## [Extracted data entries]

-- START --

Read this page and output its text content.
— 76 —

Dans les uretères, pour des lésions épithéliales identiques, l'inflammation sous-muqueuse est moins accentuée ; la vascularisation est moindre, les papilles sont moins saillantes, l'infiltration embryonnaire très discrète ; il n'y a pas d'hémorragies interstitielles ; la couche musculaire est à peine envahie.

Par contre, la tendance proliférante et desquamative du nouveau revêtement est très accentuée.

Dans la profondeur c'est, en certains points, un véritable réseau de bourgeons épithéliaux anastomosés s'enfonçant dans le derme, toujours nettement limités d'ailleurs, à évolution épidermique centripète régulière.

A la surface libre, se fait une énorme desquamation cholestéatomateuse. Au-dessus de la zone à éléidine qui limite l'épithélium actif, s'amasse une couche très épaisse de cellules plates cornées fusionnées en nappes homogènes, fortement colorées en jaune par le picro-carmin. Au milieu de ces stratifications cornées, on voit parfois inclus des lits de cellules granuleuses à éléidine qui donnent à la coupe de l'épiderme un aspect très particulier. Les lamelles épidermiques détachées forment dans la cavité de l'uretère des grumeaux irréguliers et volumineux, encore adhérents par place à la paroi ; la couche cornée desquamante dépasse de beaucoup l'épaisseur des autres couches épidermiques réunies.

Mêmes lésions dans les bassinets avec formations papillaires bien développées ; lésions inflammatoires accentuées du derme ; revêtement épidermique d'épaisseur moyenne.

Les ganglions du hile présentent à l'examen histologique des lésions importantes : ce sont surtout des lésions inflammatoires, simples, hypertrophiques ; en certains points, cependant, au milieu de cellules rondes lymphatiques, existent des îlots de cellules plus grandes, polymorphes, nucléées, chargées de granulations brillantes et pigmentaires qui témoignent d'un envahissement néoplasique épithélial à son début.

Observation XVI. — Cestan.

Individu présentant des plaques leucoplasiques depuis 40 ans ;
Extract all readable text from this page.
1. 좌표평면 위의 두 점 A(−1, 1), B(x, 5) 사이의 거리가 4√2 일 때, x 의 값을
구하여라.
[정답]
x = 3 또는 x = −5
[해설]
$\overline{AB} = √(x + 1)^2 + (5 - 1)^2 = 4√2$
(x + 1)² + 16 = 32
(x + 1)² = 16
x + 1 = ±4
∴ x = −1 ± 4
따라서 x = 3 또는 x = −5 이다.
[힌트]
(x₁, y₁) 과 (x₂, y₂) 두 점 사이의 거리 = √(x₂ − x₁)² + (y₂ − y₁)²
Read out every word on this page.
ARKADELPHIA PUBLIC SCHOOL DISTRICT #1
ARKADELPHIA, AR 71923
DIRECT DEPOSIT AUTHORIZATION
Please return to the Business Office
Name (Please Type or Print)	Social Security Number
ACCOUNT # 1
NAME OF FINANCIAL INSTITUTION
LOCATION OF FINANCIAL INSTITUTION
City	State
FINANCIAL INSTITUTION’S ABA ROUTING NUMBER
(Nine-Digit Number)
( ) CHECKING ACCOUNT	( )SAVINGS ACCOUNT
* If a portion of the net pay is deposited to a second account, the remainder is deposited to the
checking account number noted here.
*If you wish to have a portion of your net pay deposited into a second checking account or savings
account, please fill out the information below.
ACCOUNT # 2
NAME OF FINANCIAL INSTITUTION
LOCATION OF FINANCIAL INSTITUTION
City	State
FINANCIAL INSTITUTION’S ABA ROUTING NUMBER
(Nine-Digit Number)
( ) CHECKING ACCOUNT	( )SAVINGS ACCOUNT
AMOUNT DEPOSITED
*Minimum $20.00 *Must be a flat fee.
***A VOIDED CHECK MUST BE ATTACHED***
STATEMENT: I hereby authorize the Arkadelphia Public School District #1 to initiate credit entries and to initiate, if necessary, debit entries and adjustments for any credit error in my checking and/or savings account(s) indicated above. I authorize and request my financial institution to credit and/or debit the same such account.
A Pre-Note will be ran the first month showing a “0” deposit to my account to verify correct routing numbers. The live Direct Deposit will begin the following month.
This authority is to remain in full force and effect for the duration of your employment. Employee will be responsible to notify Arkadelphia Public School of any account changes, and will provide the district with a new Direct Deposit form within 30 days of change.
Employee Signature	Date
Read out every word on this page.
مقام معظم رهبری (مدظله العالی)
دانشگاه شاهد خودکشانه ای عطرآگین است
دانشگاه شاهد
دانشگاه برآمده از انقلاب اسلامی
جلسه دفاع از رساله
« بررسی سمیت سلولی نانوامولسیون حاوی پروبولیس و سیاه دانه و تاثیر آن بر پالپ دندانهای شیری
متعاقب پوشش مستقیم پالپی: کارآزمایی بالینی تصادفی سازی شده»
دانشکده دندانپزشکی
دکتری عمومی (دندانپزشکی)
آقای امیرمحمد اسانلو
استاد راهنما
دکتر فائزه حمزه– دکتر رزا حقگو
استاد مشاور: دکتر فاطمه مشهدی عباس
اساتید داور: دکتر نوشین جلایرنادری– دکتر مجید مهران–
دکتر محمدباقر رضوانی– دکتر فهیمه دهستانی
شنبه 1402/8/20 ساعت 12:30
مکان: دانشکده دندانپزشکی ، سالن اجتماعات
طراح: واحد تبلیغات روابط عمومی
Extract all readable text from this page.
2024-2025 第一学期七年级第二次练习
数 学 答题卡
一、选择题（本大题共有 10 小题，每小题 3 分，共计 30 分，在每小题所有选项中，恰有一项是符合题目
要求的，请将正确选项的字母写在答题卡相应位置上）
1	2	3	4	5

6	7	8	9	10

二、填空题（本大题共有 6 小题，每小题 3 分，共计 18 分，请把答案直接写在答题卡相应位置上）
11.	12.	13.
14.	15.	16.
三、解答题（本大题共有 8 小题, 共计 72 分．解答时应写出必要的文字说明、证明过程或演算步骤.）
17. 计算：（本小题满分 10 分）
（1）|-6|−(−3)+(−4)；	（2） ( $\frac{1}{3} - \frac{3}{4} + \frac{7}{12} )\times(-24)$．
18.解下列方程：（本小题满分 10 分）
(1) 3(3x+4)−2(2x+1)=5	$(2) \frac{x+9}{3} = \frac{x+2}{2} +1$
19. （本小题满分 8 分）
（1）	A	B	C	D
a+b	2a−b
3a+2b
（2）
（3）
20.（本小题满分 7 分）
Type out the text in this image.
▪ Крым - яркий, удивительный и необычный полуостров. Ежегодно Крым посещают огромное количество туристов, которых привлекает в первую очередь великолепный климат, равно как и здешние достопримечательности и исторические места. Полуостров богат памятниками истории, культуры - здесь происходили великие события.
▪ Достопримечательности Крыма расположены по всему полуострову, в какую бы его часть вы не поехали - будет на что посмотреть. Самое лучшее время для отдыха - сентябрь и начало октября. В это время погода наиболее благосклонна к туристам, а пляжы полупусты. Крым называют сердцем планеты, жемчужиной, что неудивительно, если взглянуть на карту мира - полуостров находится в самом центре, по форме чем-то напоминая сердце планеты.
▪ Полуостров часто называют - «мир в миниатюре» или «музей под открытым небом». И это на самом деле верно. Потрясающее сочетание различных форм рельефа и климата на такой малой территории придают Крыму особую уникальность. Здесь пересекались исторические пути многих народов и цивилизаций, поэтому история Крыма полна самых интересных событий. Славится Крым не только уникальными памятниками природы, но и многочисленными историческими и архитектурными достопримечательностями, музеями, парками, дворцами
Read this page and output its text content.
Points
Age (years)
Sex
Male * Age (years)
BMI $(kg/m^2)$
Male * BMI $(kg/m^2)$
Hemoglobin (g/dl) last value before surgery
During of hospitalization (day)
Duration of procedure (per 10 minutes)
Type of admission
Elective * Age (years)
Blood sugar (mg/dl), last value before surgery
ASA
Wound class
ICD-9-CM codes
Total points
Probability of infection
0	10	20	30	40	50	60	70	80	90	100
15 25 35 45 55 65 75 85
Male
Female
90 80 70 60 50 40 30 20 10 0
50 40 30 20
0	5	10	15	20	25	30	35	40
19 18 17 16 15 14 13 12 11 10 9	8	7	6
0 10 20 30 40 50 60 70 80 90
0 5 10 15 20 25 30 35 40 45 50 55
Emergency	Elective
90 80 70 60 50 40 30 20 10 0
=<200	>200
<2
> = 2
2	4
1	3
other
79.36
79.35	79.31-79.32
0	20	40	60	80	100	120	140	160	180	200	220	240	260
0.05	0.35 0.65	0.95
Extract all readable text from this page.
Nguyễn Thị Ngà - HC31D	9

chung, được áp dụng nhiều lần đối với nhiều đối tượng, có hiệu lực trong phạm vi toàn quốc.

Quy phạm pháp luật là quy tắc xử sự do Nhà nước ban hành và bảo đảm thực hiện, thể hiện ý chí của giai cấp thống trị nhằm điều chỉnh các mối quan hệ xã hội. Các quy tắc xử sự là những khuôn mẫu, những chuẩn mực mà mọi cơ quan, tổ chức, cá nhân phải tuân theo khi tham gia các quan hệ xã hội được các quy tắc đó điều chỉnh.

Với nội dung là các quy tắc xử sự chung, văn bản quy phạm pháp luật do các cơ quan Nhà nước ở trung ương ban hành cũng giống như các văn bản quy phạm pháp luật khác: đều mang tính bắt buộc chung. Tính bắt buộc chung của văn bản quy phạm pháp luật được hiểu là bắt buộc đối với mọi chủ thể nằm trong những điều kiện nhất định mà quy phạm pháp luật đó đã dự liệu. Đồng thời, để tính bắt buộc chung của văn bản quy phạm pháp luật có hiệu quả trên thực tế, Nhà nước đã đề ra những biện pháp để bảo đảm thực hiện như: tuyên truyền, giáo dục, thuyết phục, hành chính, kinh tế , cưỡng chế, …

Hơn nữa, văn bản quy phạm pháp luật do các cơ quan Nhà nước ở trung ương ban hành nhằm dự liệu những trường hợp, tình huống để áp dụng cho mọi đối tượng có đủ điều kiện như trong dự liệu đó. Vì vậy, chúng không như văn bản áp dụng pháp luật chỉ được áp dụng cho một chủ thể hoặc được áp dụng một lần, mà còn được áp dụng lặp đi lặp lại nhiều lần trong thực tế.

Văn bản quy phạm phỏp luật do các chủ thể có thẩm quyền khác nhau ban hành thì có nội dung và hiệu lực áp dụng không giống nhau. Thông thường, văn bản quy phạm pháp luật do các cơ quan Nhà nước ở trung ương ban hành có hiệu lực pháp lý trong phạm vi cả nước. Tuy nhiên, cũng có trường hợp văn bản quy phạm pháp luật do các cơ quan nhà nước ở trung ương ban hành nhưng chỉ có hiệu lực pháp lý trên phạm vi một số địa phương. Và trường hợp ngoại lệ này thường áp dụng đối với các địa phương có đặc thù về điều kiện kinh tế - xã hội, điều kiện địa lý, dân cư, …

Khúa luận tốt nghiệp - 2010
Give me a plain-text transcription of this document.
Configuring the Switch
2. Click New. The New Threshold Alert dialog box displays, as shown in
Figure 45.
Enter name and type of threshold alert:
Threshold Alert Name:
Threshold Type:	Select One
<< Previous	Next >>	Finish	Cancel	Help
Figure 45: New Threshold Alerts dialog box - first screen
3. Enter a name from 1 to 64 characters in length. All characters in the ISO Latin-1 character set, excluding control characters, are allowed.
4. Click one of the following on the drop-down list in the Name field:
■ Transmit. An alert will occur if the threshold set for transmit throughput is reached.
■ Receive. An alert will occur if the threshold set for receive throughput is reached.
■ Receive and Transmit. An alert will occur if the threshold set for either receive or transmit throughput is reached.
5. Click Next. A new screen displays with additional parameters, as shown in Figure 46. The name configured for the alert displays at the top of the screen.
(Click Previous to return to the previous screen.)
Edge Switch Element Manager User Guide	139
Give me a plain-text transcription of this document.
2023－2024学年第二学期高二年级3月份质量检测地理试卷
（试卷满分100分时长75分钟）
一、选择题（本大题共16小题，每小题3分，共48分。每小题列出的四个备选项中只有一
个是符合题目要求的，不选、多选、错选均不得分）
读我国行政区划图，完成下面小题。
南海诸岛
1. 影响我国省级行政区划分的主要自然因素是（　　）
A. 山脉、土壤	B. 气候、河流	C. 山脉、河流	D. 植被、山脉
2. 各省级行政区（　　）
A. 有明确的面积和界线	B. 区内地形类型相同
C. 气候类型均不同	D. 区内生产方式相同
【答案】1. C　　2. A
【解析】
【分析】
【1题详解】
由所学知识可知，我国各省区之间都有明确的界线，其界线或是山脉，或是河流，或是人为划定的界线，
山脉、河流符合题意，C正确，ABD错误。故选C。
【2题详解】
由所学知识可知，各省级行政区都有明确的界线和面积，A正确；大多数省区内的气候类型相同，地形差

-- END --

## [STATED EXERCISE]
Look through the entries and work out how many lines have the word "исторические" in them; reply with that number only.

## [COMPLETE OUTPUT]
2